* Record excerpts:

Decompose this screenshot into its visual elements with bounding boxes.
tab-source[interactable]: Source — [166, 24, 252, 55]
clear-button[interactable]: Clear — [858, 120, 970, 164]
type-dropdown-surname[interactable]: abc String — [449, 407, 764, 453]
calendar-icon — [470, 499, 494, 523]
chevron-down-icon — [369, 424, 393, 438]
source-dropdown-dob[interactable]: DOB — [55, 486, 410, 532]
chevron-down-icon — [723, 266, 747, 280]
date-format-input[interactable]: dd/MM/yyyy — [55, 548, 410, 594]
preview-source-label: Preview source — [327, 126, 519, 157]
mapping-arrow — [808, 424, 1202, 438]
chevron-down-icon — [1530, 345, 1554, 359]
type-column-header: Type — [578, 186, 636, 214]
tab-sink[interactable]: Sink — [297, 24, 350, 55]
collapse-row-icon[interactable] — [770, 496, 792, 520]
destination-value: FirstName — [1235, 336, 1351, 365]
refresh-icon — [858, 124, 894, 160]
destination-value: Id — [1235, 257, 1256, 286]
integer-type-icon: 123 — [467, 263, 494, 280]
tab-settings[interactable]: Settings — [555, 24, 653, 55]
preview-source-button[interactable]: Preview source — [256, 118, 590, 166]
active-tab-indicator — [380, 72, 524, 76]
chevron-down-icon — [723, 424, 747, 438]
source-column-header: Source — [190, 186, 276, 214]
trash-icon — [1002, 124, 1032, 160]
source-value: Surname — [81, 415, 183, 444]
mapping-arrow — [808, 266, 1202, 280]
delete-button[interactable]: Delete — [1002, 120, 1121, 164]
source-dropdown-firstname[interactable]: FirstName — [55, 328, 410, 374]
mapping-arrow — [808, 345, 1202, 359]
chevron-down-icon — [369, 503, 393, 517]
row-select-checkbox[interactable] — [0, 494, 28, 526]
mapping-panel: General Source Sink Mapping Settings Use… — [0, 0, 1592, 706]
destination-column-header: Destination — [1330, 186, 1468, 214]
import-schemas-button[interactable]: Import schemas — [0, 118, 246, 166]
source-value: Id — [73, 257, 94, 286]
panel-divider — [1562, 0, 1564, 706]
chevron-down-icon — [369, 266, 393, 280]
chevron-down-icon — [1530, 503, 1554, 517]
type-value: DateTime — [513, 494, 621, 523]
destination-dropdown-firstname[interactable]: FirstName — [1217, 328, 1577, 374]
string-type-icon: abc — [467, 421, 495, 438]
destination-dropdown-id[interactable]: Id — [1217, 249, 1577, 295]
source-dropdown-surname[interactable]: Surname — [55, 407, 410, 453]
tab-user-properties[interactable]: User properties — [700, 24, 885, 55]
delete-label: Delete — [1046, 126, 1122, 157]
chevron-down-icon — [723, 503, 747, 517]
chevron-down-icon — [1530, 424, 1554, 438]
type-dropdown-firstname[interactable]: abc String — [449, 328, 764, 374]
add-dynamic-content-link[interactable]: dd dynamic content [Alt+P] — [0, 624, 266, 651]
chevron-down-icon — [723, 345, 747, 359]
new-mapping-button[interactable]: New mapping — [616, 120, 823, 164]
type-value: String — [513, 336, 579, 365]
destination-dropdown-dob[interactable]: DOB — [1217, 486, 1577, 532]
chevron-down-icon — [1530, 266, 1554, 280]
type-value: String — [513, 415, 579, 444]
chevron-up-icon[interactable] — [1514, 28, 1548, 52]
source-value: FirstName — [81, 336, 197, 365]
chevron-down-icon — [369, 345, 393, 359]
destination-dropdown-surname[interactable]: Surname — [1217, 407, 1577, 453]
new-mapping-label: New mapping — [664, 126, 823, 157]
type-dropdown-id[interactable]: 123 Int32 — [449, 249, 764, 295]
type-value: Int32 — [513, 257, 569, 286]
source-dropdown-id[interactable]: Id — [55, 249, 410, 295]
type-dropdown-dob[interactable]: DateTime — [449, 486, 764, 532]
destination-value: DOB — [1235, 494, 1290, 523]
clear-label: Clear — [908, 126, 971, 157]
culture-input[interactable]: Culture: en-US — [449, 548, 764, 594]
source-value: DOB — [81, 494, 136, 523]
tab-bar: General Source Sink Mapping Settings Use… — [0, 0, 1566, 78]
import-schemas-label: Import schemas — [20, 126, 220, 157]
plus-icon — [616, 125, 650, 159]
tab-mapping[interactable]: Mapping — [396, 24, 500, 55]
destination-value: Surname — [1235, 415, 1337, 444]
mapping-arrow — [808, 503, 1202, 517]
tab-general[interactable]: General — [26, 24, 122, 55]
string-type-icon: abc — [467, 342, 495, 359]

* Work to complete: Copy all of the rows above word for word, keeping their order.

* Answer to the exercise:
Decompose this screenshot into its visual elements with bounding boxes.
tab-source[interactable]: Source — [166, 24, 252, 55]
clear-button[interactable]: Clear — [858, 120, 970, 164]
type-dropdown-surname[interactable]: abc String — [449, 407, 764, 453]
calendar-icon — [470, 499, 494, 523]
chevron-down-icon — [369, 424, 393, 438]
source-dropdown-dob[interactable]: DOB — [55, 486, 410, 532]
chevron-down-icon — [723, 266, 747, 280]
date-format-input[interactable]: dd/MM/yyyy — [55, 548, 410, 594]
preview-source-label: Preview source — [327, 126, 519, 157]
mapping-arrow — [808, 424, 1202, 438]
chevron-down-icon — [1530, 345, 1554, 359]
type-column-header: Type — [578, 186, 636, 214]
tab-sink[interactable]: Sink — [297, 24, 350, 55]
collapse-row-icon[interactable] — [770, 496, 792, 520]
destination-value: FirstName — [1235, 336, 1351, 365]
refresh-icon — [858, 124, 894, 160]
destination-value: Id — [1235, 257, 1256, 286]
integer-type-icon: 123 — [467, 263, 494, 280]
tab-settings[interactable]: Settings — [555, 24, 653, 55]
preview-source-button[interactable]: Preview source — [256, 118, 590, 166]
active-tab-indicator — [380, 72, 524, 76]
chevron-down-icon — [723, 424, 747, 438]
source-column-header: Source — [190, 186, 276, 214]
trash-icon — [1002, 124, 1032, 160]
source-value: Surname — [81, 415, 183, 444]
mapping-arrow — [808, 266, 1202, 280]
delete-button[interactable]: Delete — [1002, 120, 1121, 164]
source-dropdown-firstname[interactable]: FirstName — [55, 328, 410, 374]
mapping-arrow — [808, 345, 1202, 359]
chevron-down-icon — [369, 503, 393, 517]
row-select-checkbox[interactable] — [0, 494, 28, 526]
mapping-panel: General Source Sink Mapping Settings Use… — [0, 0, 1592, 706]
destination-column-header: Destination — [1330, 186, 1468, 214]
import-schemas-button[interactable]: Import schemas — [0, 118, 246, 166]
source-value: Id — [73, 257, 94, 286]
panel-divider — [1562, 0, 1564, 706]
chevron-down-icon — [369, 266, 393, 280]
chevron-down-icon — [1530, 503, 1554, 517]
type-value: DateTime — [513, 494, 621, 523]
destination-dropdown-firstname[interactable]: FirstName — [1217, 328, 1577, 374]
string-type-icon: abc — [467, 421, 495, 438]
destination-dropdown-id[interactable]: Id — [1217, 249, 1577, 295]
source-dropdown-surname[interactable]: Surname — [55, 407, 410, 453]
tab-user-properties[interactable]: User properties — [700, 24, 885, 55]
delete-label: Delete — [1046, 126, 1122, 157]
chevron-down-icon — [723, 503, 747, 517]
chevron-down-icon — [1530, 424, 1554, 438]
type-dropdown-firstname[interactable]: abc String — [449, 328, 764, 374]
add-dynamic-content-link[interactable]: dd dynamic content [Alt+P] — [0, 624, 266, 651]
chevron-down-icon — [723, 345, 747, 359]
new-mapping-button[interactable]: New mapping — [616, 120, 823, 164]
type-value: String — [513, 336, 579, 365]
destination-dropdown-dob[interactable]: DOB — [1217, 486, 1577, 532]
chevron-down-icon — [1530, 266, 1554, 280]
type-value: String — [513, 415, 579, 444]
chevron-up-icon[interactable] — [1514, 28, 1548, 52]
source-value: FirstName — [81, 336, 197, 365]
chevron-down-icon — [369, 345, 393, 359]
destination-dropdown-surname[interactable]: Surname — [1217, 407, 1577, 453]
new-mapping-label: New mapping — [664, 126, 823, 157]
type-dropdown-id[interactable]: 123 Int32 — [449, 249, 764, 295]
type-value: Int32 — [513, 257, 569, 286]
source-dropdown-id[interactable]: Id — [55, 249, 410, 295]
type-dropdown-dob[interactable]: DateTime — [449, 486, 764, 532]
destination-value: DOB — [1235, 494, 1290, 523]
clear-label: Clear — [908, 126, 971, 157]
culture-input[interactable]: Culture: en-US — [449, 548, 764, 594]
source-value: DOB — [81, 494, 136, 523]
tab-bar: General Source Sink Mapping Settings Use… — [0, 0, 1566, 78]
import-schemas-label: Import schemas — [20, 126, 220, 157]
plus-icon — [616, 125, 650, 159]
tab-mapping[interactable]: Mapping — [396, 24, 500, 55]
destination-value: Surname — [1235, 415, 1337, 444]
mapping-arrow — [808, 503, 1202, 517]
tab-general[interactable]: General — [26, 24, 122, 55]
string-type-icon: abc — [467, 342, 495, 359]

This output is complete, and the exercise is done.